**YOUR OBJECTIVE**
Scan the data below. Pull out each line where "актом" occurs.

**TASK INPUTS**

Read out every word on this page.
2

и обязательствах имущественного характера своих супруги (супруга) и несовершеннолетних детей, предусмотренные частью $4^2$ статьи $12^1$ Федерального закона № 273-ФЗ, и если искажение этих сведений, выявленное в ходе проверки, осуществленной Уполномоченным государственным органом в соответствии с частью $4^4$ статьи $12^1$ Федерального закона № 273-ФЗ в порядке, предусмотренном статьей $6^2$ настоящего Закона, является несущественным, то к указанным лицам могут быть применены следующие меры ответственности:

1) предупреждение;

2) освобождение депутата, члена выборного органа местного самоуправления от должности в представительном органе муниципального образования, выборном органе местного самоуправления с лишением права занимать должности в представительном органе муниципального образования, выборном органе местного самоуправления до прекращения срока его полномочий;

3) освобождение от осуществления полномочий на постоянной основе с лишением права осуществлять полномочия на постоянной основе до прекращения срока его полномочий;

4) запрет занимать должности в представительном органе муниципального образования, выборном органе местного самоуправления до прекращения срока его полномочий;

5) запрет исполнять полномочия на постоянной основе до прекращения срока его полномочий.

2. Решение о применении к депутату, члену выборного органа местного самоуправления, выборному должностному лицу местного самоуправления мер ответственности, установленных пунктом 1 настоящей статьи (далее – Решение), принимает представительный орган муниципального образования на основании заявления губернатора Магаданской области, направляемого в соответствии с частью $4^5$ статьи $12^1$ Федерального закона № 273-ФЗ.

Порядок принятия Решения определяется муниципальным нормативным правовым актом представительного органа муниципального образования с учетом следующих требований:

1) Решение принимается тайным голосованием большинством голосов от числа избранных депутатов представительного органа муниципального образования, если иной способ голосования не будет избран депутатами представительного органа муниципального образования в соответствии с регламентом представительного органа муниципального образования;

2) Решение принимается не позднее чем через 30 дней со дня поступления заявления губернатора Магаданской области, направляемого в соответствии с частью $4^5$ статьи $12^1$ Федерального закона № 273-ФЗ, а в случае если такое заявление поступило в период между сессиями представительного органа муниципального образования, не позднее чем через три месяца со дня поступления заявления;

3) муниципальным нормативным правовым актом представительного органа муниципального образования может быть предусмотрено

...

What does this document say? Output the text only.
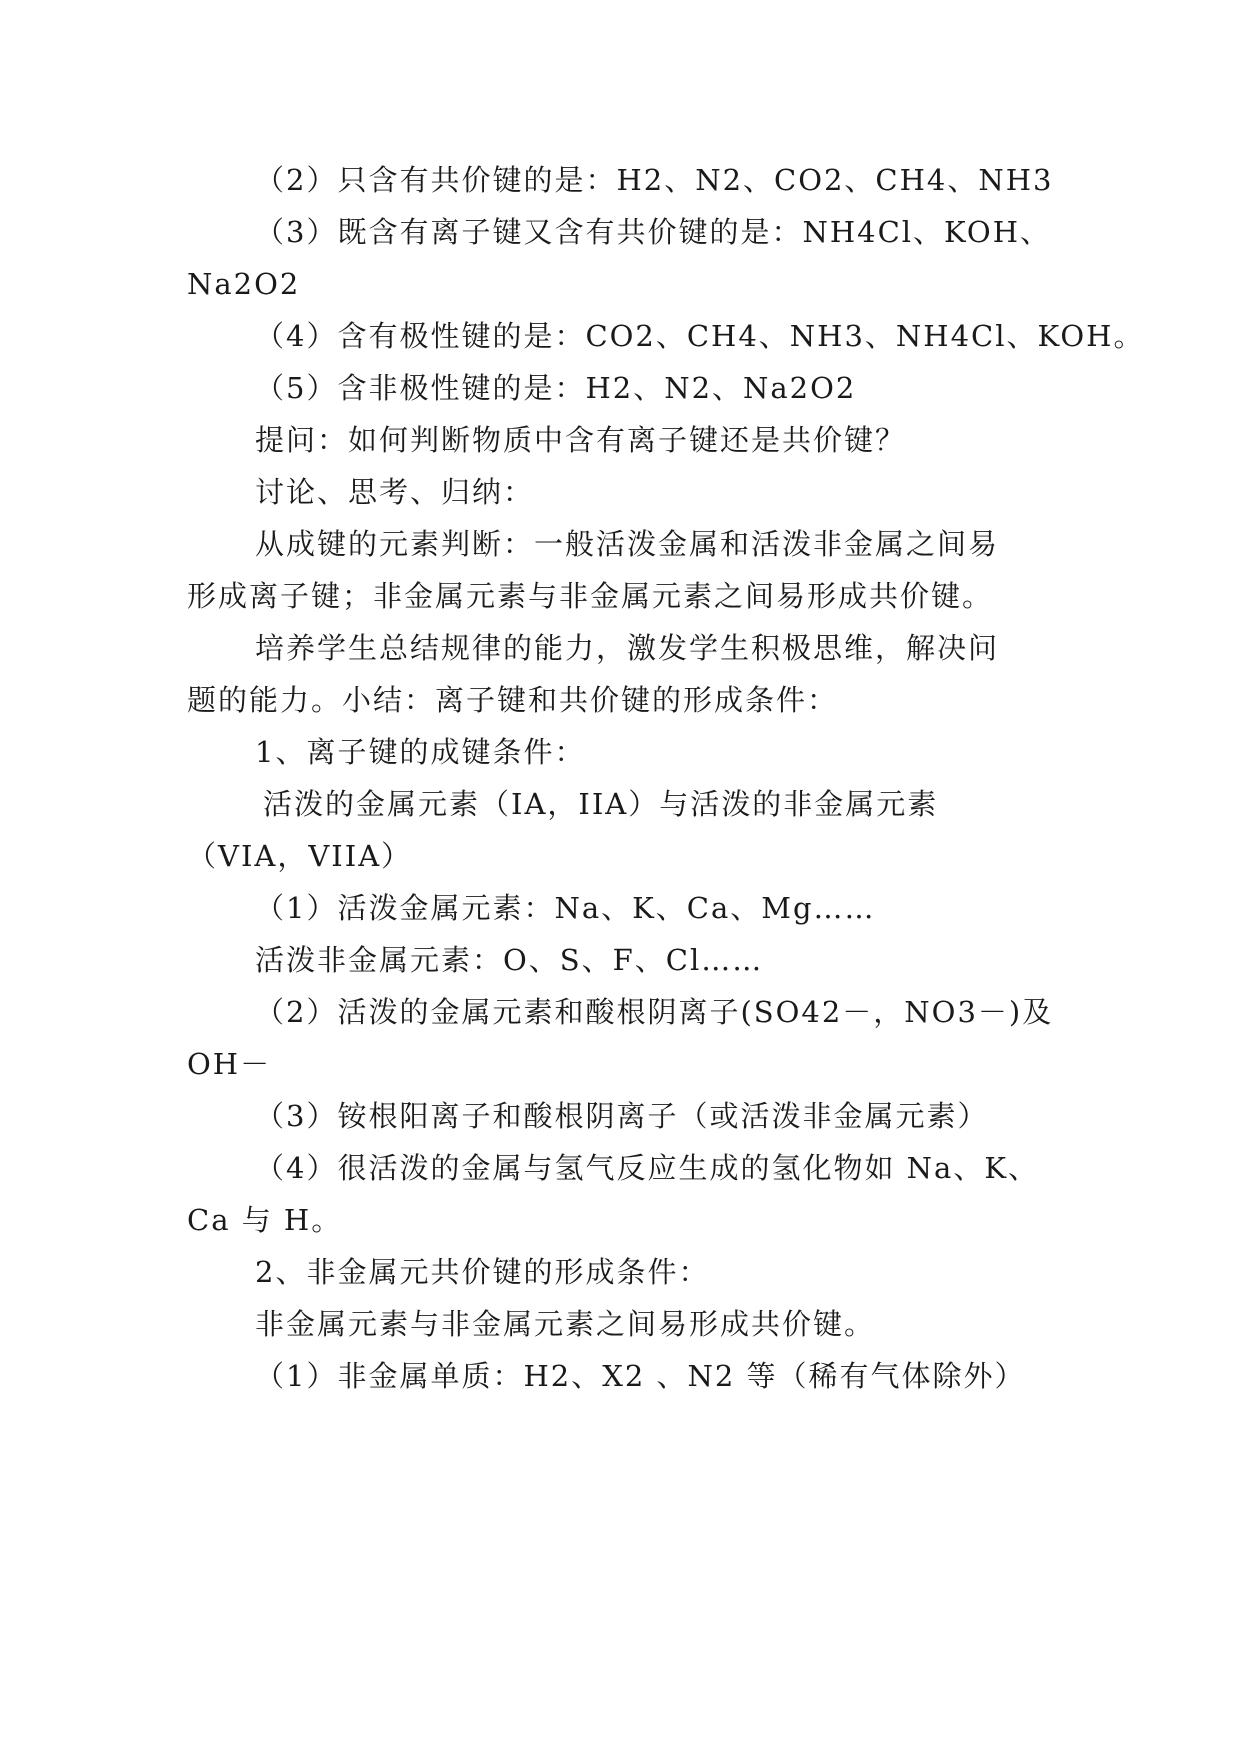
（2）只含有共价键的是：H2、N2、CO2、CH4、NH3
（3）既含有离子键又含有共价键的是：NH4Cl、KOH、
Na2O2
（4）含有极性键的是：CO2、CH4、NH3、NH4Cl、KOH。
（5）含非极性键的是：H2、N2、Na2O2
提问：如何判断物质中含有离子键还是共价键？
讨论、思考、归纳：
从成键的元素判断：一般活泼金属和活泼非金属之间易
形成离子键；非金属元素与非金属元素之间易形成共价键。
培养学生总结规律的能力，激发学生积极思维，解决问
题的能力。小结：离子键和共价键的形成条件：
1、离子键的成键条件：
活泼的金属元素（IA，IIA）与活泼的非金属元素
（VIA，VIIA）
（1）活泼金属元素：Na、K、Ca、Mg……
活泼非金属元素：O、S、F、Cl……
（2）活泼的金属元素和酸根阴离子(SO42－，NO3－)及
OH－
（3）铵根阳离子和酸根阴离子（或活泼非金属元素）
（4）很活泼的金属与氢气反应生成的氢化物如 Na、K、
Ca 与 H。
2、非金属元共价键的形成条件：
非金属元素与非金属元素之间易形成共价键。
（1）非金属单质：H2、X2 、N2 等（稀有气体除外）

**FINISHED ANSWER**
Порядок принятия Решения определяется муниципальным нормативным правовым актом представительного органа муниципального образования с учетом следующих требований:
3) муниципальным нормативным правовым актом представительного органа муниципального образования может быть предусмотрено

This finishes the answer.